### Available data

+---+

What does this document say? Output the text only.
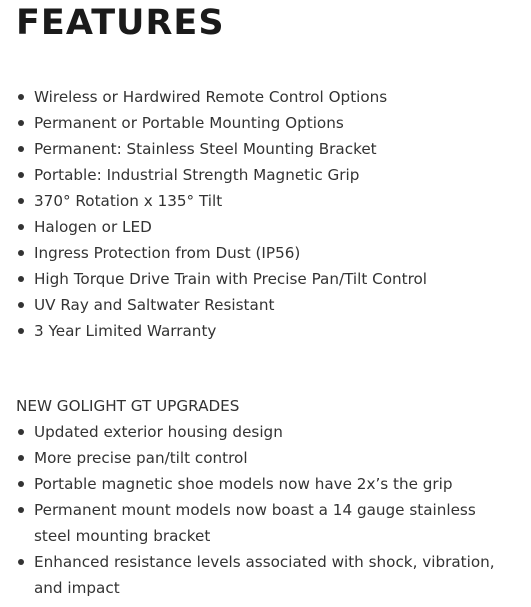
FEATURES
Wireless or Hardwired Remote Control Options
Permanent or Portable Mounting Options
Permanent: Stainless Steel Mounting Bracket
Portable: Industrial Strength Magnetic Grip
370° Rotation x 135° Tilt
Halogen or LED
Ingress Protection from Dust (IP56)
High Torque Drive Train with Precise Pan/Tilt Control
UV Ray and Saltwater Resistant
3 Year Limited Warranty
NEW GOLIGHT GT UPGRADES
Updated exterior housing design
More precise pan/tilt control
Portable magnetic shoe models now have 2x’s the grip
Permanent mount models now boast a 14 gauge stainless steel mounting bracket
Enhanced resistance levels associated with shock, vibration, and impact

+---+

Transcribe all entries above exactly. Drop the pictures.

What does this document say? Output the text only.
FEATURES
Wireless or Hardwired Remote Control Options
Permanent or Portable Mounting Options
Permanent: Stainless Steel Mounting Bracket
Portable: Industrial Strength Magnetic Grip
370° Rotation x 135° Tilt
Halogen or LED
Ingress Protection from Dust (IP56)
High Torque Drive Train with Precise Pan/Tilt Control
UV Ray and Saltwater Resistant
3 Year Limited Warranty
NEW GOLIGHT GT UPGRADES
Updated exterior housing design
More precise pan/tilt control
Portable magnetic shoe models now have 2x’s the grip
Permanent mount models now boast a 14 gauge stainless steel mounting bracket
Enhanced resistance levels associated with shock, vibration, and impact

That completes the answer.